STATED EXERCISE –
Search the material for the string "favorites", then return every line where it is found.

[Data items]
[BEGIN]

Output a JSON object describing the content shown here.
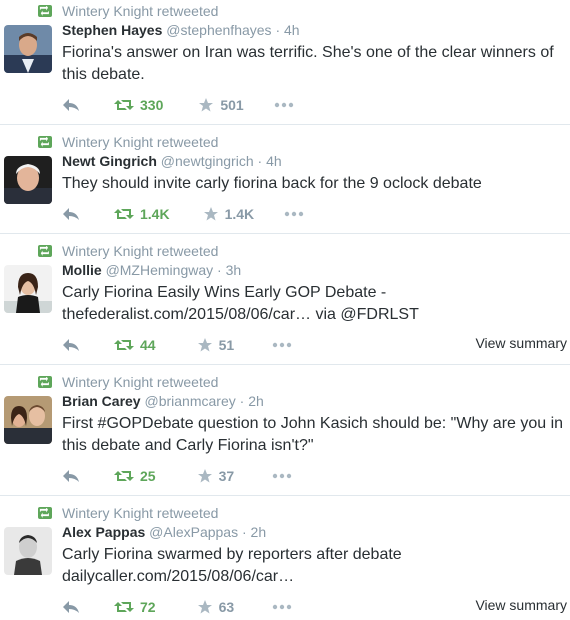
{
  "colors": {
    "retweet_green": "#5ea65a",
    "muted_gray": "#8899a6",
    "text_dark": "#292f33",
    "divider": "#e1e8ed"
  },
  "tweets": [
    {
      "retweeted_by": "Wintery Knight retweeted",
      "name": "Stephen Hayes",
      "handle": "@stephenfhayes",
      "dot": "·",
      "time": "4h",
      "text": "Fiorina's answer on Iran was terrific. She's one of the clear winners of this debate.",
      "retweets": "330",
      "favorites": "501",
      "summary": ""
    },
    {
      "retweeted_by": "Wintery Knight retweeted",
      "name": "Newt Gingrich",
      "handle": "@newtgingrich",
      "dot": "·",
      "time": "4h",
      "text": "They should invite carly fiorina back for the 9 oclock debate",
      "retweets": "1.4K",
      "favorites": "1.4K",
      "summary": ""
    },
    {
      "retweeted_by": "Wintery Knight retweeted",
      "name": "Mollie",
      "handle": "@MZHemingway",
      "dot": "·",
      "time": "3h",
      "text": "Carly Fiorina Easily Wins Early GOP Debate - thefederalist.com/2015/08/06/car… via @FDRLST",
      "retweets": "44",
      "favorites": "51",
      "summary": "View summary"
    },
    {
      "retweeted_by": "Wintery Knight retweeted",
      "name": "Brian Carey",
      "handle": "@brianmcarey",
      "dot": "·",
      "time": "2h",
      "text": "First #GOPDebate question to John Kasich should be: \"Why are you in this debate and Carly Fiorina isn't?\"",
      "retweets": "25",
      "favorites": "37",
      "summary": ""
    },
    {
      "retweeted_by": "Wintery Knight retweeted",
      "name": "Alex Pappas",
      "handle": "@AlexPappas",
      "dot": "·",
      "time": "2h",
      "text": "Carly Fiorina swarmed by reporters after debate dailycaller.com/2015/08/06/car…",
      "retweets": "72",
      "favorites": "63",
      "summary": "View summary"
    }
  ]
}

[END]
[BEGIN]

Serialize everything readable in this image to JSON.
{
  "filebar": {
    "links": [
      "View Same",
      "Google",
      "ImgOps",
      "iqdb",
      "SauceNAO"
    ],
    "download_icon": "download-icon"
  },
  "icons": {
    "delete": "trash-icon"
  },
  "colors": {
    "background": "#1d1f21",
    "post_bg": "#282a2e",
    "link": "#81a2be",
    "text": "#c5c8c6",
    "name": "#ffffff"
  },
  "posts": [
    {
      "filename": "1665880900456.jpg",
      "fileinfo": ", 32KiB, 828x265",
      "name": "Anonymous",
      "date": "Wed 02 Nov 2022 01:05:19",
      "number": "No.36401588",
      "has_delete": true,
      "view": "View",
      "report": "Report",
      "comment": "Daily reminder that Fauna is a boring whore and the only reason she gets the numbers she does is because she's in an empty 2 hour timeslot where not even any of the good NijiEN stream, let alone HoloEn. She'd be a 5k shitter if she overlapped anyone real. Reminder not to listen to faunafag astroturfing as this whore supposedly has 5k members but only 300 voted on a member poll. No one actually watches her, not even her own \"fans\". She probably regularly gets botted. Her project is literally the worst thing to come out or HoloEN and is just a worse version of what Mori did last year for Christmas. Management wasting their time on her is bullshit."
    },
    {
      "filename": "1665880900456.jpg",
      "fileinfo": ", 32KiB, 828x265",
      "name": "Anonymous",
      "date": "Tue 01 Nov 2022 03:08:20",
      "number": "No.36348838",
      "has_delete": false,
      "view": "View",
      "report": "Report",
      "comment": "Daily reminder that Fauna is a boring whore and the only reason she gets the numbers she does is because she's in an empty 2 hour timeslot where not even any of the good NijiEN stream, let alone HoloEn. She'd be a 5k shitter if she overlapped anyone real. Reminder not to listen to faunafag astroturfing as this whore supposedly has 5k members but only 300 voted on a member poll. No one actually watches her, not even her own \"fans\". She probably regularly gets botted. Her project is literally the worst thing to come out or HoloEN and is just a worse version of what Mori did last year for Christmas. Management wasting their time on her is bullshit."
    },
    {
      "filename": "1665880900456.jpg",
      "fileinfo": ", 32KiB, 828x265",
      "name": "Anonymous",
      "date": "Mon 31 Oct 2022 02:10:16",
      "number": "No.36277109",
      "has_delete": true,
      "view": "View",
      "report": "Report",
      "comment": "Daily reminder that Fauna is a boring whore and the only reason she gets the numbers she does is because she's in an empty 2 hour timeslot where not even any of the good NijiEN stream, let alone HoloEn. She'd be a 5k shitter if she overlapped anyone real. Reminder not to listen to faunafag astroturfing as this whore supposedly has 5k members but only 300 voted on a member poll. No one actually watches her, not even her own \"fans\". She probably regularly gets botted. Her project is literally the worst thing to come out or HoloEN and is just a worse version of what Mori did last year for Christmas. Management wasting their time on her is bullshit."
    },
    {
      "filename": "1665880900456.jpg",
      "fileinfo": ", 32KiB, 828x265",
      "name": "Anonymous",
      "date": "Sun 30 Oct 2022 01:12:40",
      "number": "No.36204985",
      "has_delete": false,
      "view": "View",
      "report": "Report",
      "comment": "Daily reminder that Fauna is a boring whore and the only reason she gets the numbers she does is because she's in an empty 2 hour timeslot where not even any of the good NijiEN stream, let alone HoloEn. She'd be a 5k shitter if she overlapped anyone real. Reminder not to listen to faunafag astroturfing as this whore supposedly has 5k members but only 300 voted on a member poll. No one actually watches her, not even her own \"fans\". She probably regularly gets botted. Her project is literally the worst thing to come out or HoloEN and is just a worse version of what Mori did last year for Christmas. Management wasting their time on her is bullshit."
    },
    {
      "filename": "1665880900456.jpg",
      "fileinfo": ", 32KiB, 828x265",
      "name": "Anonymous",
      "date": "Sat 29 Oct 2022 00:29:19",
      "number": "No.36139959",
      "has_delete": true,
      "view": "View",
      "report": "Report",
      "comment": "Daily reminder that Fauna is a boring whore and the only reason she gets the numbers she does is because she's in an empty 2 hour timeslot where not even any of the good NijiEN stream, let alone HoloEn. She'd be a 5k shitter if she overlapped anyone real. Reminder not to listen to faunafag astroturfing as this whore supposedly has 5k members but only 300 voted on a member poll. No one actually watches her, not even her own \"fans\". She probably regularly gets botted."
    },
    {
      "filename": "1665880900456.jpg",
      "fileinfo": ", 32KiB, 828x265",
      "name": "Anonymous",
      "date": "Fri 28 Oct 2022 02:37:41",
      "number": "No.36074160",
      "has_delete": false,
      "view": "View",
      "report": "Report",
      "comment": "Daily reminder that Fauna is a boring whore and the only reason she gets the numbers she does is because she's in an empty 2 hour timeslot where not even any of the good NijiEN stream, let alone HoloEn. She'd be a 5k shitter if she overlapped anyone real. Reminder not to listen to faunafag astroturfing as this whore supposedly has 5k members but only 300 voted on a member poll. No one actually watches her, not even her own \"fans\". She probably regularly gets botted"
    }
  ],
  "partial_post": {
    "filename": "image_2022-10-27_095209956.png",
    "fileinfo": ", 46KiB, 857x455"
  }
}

[END]

WRITTEN RESPONSE –
      "favorites": "501",
      "favorites": "1.4K",
      "favorites": "51",
      "favorites": "37",
      "favorites": "63",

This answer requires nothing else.